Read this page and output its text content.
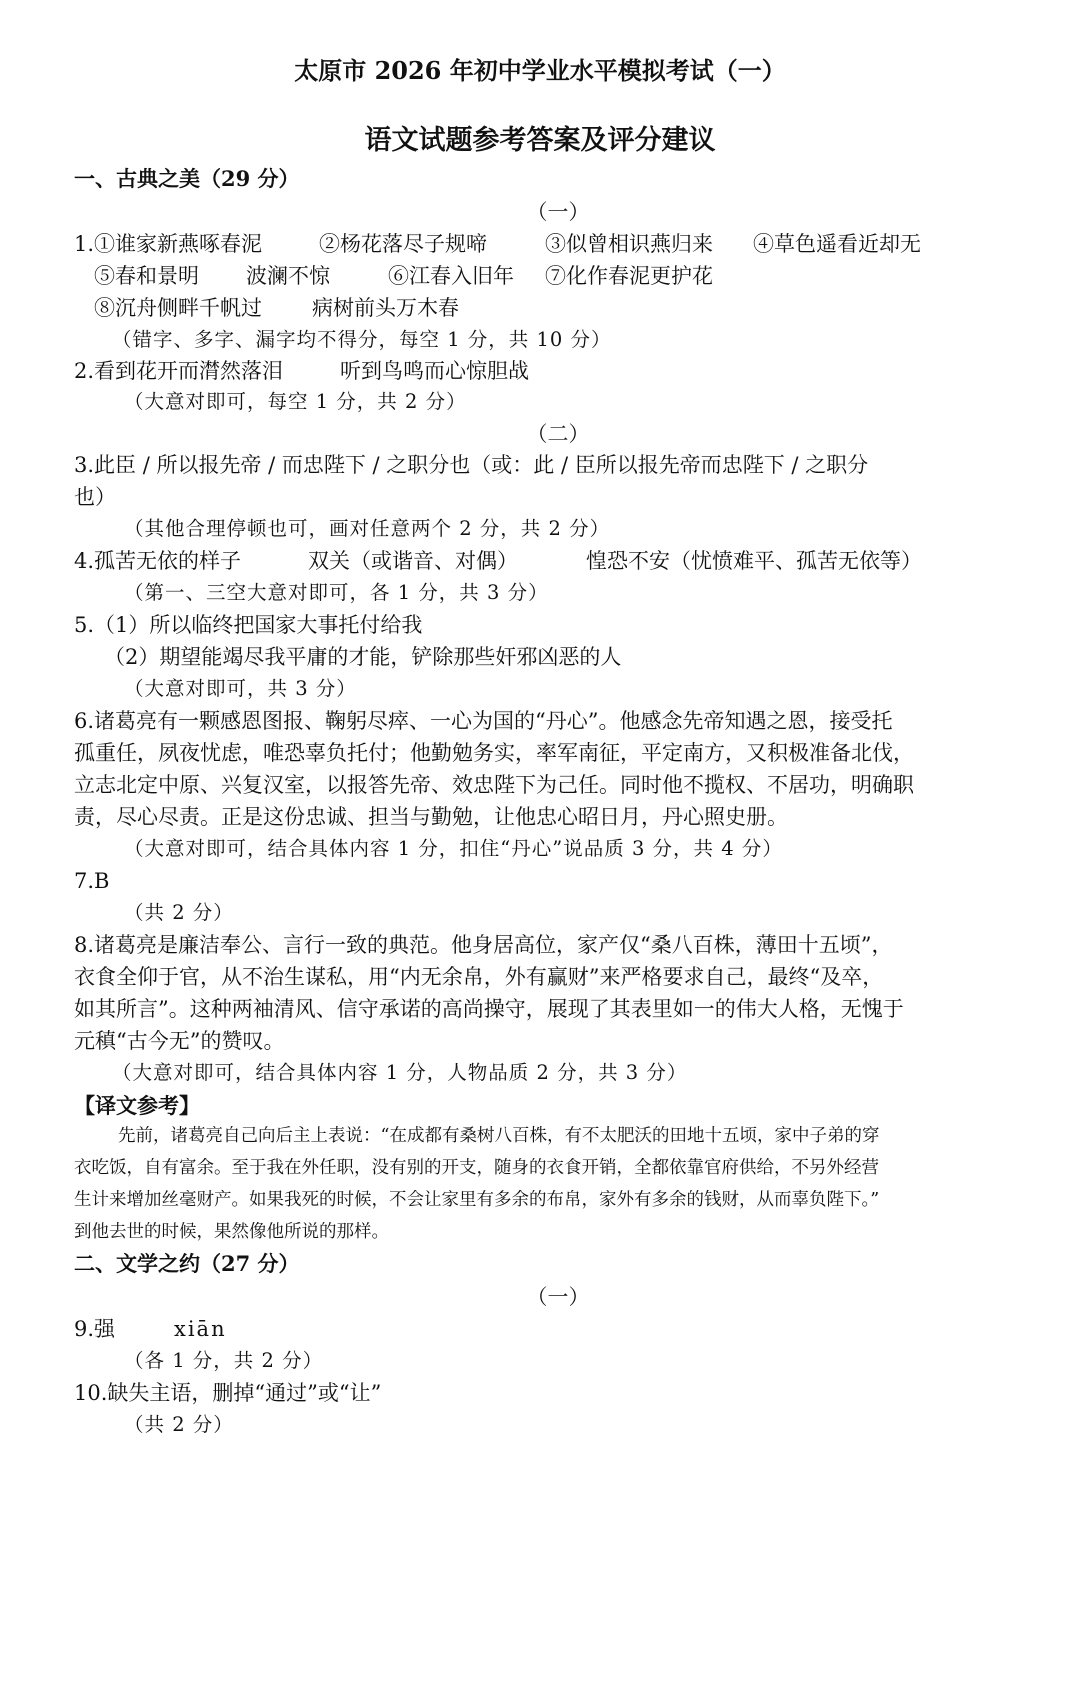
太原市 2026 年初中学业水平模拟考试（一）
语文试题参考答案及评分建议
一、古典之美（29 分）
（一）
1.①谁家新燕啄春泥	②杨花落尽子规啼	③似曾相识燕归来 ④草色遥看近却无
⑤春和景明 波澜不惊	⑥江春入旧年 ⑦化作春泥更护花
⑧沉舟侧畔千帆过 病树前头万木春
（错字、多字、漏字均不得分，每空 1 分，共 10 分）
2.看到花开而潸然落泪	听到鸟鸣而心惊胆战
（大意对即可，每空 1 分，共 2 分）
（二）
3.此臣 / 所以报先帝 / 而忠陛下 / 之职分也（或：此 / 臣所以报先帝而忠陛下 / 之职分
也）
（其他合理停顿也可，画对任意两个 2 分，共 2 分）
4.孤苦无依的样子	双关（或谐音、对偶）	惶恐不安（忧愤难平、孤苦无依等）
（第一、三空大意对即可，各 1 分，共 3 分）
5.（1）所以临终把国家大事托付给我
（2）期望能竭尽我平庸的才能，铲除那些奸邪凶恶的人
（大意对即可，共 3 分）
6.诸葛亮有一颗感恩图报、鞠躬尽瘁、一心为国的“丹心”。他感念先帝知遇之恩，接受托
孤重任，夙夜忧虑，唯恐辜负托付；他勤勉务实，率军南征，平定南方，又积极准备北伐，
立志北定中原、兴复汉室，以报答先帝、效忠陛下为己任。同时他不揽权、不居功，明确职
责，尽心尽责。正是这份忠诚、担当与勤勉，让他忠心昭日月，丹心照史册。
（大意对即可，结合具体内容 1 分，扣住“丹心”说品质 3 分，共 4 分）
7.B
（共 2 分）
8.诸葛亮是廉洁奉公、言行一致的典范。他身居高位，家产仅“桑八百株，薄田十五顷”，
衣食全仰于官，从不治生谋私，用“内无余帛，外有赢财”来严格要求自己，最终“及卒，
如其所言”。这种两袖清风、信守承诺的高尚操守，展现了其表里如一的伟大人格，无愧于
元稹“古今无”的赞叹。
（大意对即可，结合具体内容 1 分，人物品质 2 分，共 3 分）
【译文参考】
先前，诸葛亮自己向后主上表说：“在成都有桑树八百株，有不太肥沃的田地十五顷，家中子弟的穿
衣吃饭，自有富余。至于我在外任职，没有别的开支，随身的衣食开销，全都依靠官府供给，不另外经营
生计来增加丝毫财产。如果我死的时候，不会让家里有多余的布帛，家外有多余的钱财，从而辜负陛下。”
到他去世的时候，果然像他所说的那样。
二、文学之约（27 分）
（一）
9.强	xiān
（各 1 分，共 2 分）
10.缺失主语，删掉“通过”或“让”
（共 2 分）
* * *
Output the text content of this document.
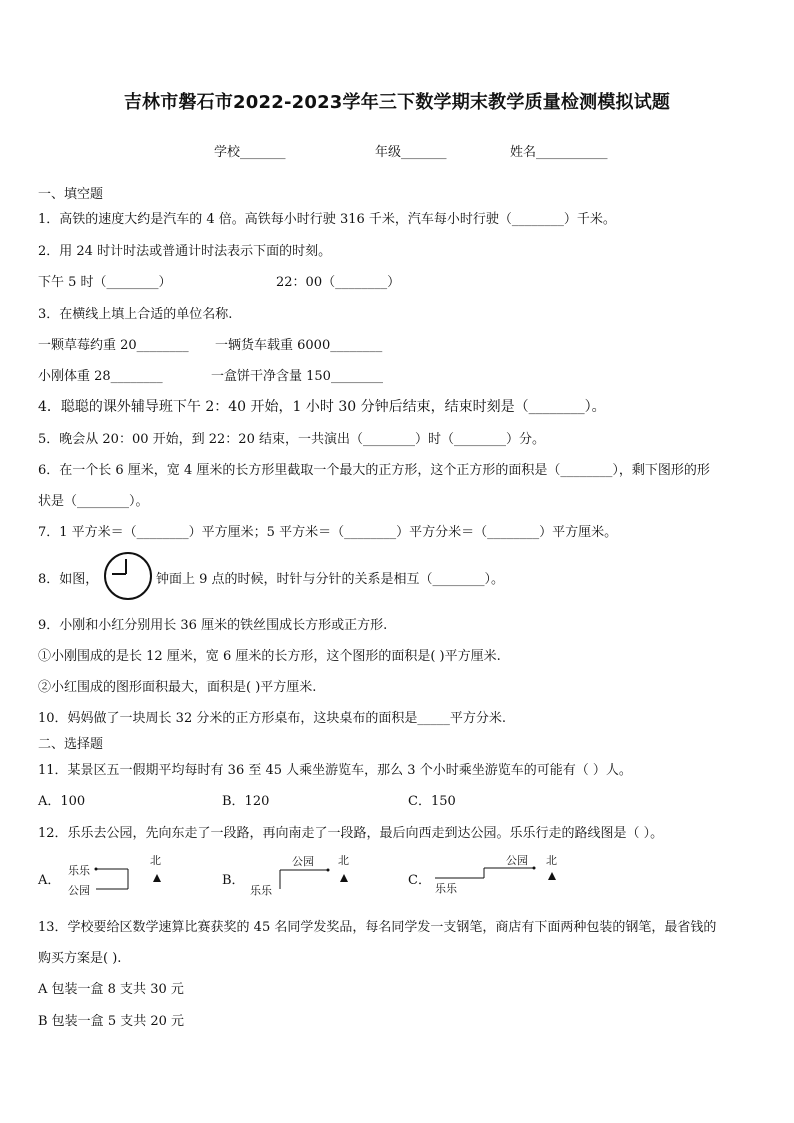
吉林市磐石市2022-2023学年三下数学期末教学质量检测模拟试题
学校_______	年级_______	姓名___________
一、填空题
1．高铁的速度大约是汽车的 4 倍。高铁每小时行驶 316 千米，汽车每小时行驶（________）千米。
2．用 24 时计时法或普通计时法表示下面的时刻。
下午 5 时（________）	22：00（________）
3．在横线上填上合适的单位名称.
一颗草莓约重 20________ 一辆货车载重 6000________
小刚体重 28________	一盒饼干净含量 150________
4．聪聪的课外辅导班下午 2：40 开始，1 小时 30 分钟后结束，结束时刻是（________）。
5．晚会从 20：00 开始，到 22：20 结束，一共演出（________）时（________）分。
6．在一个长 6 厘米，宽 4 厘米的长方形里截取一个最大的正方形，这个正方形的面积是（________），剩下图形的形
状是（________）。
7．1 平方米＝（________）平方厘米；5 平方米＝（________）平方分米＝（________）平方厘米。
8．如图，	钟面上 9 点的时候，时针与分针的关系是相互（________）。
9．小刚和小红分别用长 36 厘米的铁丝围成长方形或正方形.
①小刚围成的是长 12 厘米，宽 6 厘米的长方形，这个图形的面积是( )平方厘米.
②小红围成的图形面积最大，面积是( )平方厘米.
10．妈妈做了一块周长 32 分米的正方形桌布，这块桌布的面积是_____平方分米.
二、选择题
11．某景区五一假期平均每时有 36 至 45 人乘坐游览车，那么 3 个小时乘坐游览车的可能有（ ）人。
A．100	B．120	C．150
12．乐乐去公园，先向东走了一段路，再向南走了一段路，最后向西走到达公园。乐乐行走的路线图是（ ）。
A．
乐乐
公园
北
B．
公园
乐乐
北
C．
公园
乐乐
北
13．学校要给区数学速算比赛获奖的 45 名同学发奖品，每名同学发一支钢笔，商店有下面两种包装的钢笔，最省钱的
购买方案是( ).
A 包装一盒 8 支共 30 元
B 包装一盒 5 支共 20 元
* * *
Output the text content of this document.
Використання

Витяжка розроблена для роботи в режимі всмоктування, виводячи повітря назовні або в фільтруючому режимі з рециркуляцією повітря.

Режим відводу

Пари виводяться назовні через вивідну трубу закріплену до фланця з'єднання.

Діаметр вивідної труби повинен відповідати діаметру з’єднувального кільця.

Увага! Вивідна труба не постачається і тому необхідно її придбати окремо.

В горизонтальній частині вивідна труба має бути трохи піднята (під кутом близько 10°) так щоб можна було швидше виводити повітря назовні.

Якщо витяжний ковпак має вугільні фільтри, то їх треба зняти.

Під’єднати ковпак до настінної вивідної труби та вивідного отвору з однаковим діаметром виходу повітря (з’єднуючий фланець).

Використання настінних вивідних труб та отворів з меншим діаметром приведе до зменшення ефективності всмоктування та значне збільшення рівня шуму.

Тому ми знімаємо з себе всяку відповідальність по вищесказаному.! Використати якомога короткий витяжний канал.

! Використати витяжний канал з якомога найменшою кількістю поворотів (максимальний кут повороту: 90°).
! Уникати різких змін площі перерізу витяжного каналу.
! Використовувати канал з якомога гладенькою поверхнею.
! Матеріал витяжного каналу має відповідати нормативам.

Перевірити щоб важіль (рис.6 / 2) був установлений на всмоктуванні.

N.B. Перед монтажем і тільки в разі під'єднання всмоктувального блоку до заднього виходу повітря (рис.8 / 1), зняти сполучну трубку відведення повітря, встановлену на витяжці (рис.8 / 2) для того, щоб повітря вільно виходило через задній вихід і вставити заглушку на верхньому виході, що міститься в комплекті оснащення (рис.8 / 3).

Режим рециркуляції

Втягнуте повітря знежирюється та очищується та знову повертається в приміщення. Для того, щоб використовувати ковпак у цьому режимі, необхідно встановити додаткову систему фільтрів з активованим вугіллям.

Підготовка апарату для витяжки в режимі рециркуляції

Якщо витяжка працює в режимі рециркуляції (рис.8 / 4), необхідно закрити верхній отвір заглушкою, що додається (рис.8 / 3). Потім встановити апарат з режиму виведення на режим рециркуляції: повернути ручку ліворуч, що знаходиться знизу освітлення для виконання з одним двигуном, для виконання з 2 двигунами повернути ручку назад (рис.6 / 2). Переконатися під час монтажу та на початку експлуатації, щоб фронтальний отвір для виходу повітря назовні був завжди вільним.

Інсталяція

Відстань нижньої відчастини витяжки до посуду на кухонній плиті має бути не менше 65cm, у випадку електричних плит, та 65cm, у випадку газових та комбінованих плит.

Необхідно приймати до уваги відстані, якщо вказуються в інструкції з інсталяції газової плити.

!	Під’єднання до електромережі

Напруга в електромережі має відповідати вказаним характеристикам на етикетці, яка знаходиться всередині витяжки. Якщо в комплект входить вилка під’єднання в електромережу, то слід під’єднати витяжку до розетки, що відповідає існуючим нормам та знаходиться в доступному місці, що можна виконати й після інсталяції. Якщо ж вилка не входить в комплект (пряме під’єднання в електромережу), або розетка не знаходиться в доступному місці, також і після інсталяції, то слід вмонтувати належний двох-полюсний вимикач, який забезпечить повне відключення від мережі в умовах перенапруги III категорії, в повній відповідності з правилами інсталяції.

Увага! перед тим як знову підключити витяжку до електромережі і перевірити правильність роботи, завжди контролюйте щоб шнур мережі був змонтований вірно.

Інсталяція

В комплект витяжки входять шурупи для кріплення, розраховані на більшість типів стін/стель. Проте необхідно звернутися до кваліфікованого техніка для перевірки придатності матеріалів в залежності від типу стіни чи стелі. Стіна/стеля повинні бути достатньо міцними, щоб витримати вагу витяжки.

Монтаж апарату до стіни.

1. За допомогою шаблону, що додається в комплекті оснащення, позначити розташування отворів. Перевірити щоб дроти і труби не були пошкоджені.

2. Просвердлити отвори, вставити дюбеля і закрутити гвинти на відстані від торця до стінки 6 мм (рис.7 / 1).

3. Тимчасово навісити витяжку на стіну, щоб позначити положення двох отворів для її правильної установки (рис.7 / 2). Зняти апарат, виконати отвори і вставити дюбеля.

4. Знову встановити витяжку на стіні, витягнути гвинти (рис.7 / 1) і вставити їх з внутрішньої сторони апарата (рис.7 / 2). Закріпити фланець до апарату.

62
* * *
### Problem details
Pick out all lines containing the string "якомога".

### Output for this exercise
Тому ми знімаємо з себе всяку відповідальність по вищесказаному.! Використати якомога короткий витяжний канал.
! Використати витяжний канал з якомога найменшою кількістю поворотів (максимальний кут повороту: 90°).
! Використовувати канал з якомога гладенькою поверхнею.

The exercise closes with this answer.